Filter the data for lines with the word "What", then copy every line so identified.
:: Given entries
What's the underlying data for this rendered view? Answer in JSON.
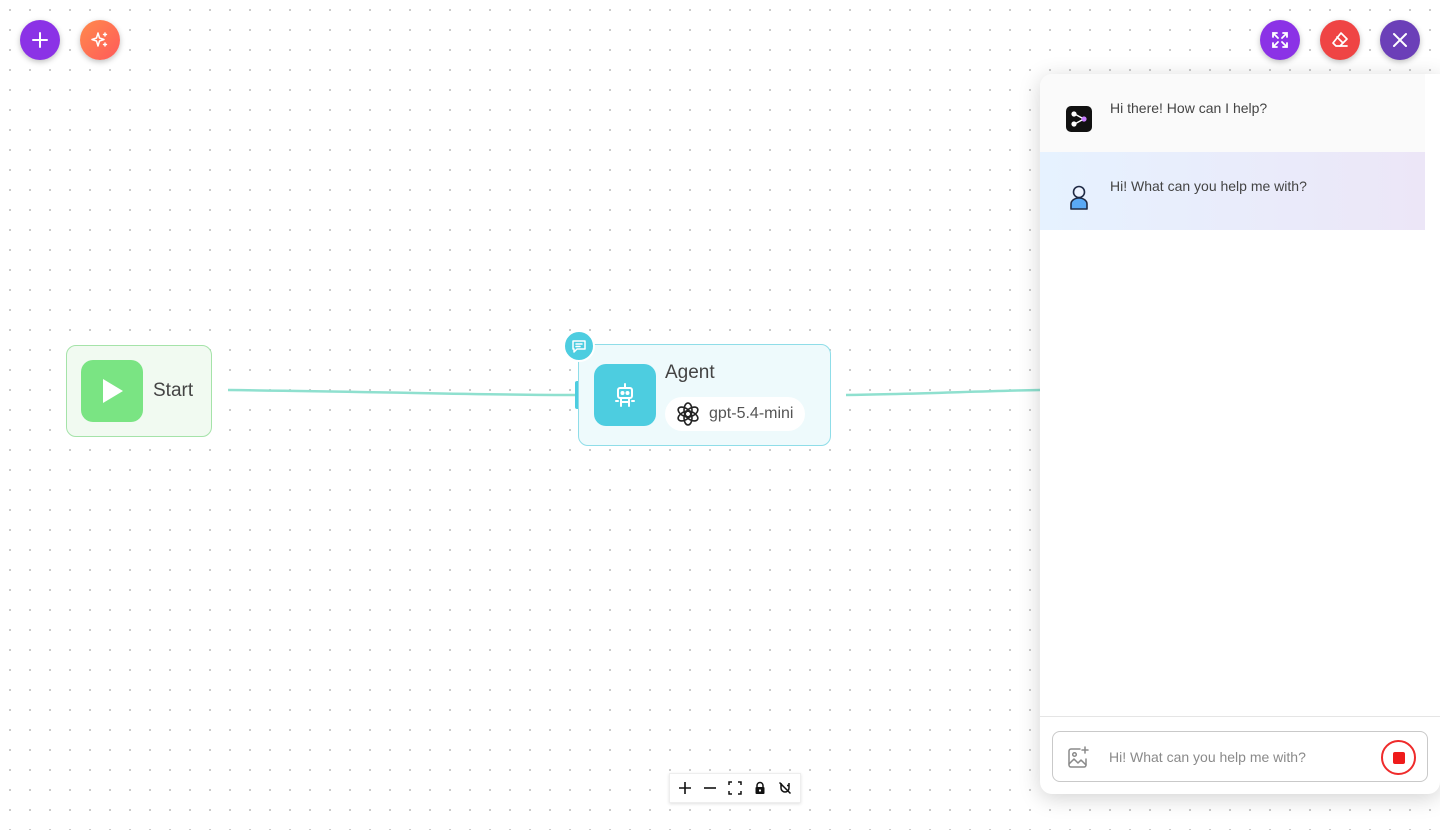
{
  "toolbar": {
    "add_node_icon": "plus-icon",
    "generate_icon": "sparkles-icon",
    "expand_icon": "expand-icon",
    "clear_chat_icon": "eraser-icon",
    "close_chat_icon": "close-icon"
  },
  "colors": {
    "purple": "#8b32e6",
    "orange": "#ff6b4a",
    "red": "#ef4444",
    "dark_purple": "#6b3fb8",
    "edge": "#8fe0cf",
    "start_green": "#7ae483",
    "agent_cyan": "#4dcde0"
  },
  "nodes": {
    "start": {
      "label": "Start",
      "icon": "play-icon"
    },
    "agent": {
      "title": "Agent",
      "model": "gpt-5.4-mini",
      "icon": "robot-icon",
      "model_icon": "openai-icon"
    }
  },
  "canvas_controls": [
    "zoom-in-icon",
    "zoom-out-icon",
    "fit-view-icon",
    "lock-icon",
    "magnet-off-icon"
  ],
  "chat": {
    "messages": [
      {
        "role": "bot",
        "text": "Hi there! How can I help?"
      },
      {
        "role": "user",
        "text": "Hi! What can you help me with?"
      }
    ],
    "input": {
      "placeholder": "Hi! What can you help me with?",
      "value": ""
    }
  }
}
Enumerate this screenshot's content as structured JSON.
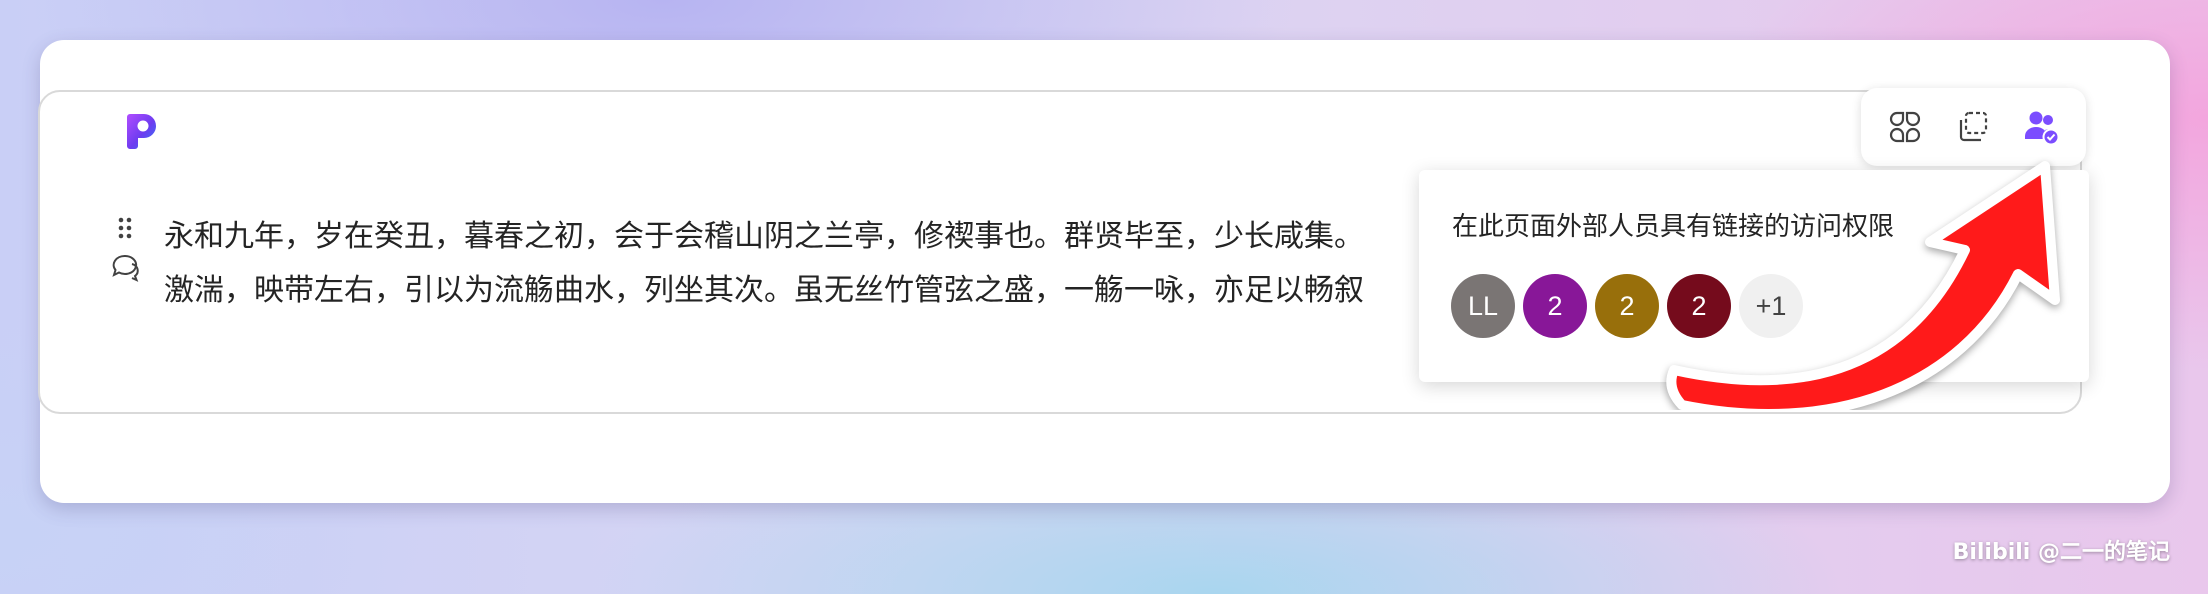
::::
Response for this exercise:
What's the underlying data for this rendered view? Answer in JSON.
        "text": "Hi! What can you help me with?"
      "placeholder": "Hi! What can you help me with?",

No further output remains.